(Extracted records)
_ _ _ _ _ _ _

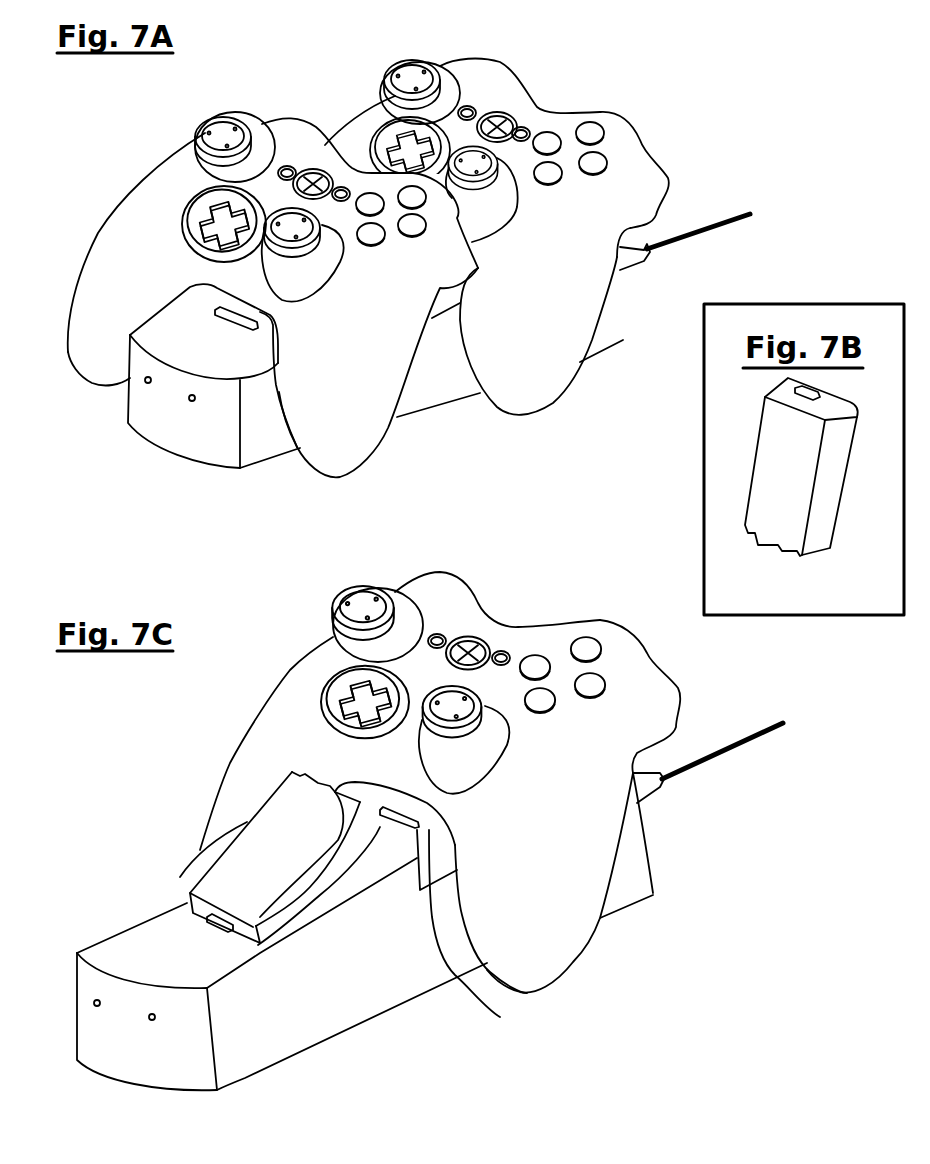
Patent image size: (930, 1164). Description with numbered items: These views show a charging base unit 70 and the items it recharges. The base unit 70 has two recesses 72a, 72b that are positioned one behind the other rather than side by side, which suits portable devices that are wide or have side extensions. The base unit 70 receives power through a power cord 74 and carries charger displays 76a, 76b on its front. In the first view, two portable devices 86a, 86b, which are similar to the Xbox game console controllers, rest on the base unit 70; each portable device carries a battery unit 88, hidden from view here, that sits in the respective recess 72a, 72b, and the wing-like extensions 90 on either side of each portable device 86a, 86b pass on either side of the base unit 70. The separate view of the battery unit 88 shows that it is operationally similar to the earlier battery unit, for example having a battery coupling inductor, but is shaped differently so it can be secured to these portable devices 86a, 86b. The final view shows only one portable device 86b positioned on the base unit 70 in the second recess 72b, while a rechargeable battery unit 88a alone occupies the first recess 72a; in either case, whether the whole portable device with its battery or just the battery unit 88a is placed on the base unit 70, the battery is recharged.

In FIG. 7A, the base unit 70 is at (292, 403).
In FIG. 7C, the base unit 70 is at (363, 936).
In FIG. 7A, the first recess 72a is at (263, 332).
In FIG. 7C, the first recess 72a is at (187, 900).
In FIG. 7C, the second recess 72b is at (500, 1017).
In FIG. 7A, the power cord 74 is at (652, 242).
In FIG. 7C, the power cord 74 is at (675, 772).
In FIG. 7A, the charger display 76a is at (146, 383).
In FIG. 7C, the charger display 76a is at (93, 1003).
In FIG. 7A, the charger display 76b is at (189, 401).
In FIG. 7C, the charger display 76b is at (148, 1018).
In FIG. 7A, the portable device 86a is at (288, 135).
In FIG. 7A, the portable device 86b is at (488, 92).
In FIG. 7C, the portable device 86b is at (448, 602).
In FIG. 7B, the battery unit 88 is at (780, 513).
In FIG. 7C, the rechargeable battery unit 88a is at (267, 882).
In FIG. 7A, the wing-like extension 90 is at (95, 265).
In FIG. 7C, the wing-like extension 90 is at (217, 813).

_ _ _ _ _ _ _

Copy the entries word for word from their beginning through the line containing "In FIG. 7A, the portable device 86b", including that line. Leave out the pictures.

Solution for this exercise:
Patent image size: (930, 1164). Description with numbered items: These views show a charging base unit 70 and the items it recharges. The base unit 70 has two recesses 72a, 72b that are positioned one behind the other rather than side by side, which suits portable devices that are wide or have side extensions. The base unit 70 receives power through a power cord 74 and carries charger displays 76a, 76b on its front. In the first view, two portable devices 86a, 86b, which are similar to the Xbox game console controllers, rest on the base unit 70; each portable device carries a battery unit 88, hidden from view here, that sits in the respective recess 72a, 72b, and the wing-like extensions 90 on either side of each portable device 86a, 86b pass on either side of the base unit 70. The separate view of the battery unit 88 shows that it is operationally similar to the earlier battery unit, for example having a battery coupling inductor, but is shaped differently so it can be secured to these portable devices 86a, 86b. The final view shows only one portable device 86b positioned on the base unit 70 in the second recess 72b, while a rechargeable battery unit 88a alone occupies the first recess 72a; in either case, whether the whole portable device with its battery or just the battery unit 88a is placed on the base unit 70, the battery is recharged.

In FIG. 7A, the base unit 70 is at (292, 403).
In FIG. 7C, the base unit 70 is at (363, 936).
In FIG. 7A, the first recess 72a is at (263, 332).
In FIG. 7C, the first recess 72a is at (187, 900).
In FIG. 7C, the second recess 72b is at (500, 1017).
In FIG. 7A, the power cord 74 is at (652, 242).
In FIG. 7C, the power cord 74 is at (675, 772).
In FIG. 7A, the charger display 76a is at (146, 383).
In FIG. 7C, the charger display 76a is at (93, 1003).
In FIG. 7A, the charger display 76b is at (189, 401).
In FIG. 7C, the charger display 76b is at (148, 1018).
In FIG. 7A, the portable device 86a is at (288, 135).
In FIG. 7A, the portable device 86b is at (488, 92).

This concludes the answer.